===== Extracted entries

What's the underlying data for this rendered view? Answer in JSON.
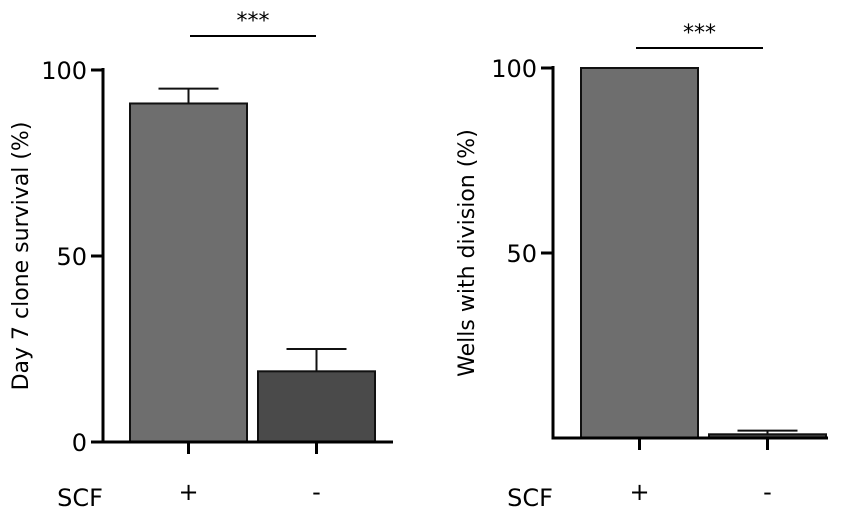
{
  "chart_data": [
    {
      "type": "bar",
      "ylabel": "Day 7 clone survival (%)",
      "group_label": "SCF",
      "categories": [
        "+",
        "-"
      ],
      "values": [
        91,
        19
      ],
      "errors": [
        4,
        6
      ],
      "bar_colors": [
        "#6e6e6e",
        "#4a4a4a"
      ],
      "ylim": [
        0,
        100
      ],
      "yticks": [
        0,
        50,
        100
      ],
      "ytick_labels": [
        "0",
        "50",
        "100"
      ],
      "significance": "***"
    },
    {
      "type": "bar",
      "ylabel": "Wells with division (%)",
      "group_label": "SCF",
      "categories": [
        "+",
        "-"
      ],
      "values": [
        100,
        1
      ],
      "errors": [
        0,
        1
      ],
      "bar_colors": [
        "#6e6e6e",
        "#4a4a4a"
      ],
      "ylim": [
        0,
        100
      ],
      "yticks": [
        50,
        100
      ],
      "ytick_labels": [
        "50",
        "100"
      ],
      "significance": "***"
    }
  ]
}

==========

### Set problem:
Reproduce the entries above exactly. Do not include the images.

### The response:
What's the underlying data for this rendered view? Answer in JSON.
{
  "chart_data": [
    {
      "type": "bar",
      "ylabel": "Day 7 clone survival (%)",
      "group_label": "SCF",
      "categories": [
        "+",
        "-"
      ],
      "values": [
        91,
        19
      ],
      "errors": [
        4,
        6
      ],
      "bar_colors": [
        "#6e6e6e",
        "#4a4a4a"
      ],
      "ylim": [
        0,
        100
      ],
      "yticks": [
        0,
        50,
        100
      ],
      "ytick_labels": [
        "0",
        "50",
        "100"
      ],
      "significance": "***"
    },
    {
      "type": "bar",
      "ylabel": "Wells with division (%)",
      "group_label": "SCF",
      "categories": [
        "+",
        "-"
      ],
      "values": [
        100,
        1
      ],
      "errors": [
        0,
        1
      ],
      "bar_colors": [
        "#6e6e6e",
        "#4a4a4a"
      ],
      "ylim": [
        0,
        100
      ],
      "yticks": [
        50,
        100
      ],
      "ytick_labels": [
        "50",
        "100"
      ],
      "significance": "***"
    }
  ]
}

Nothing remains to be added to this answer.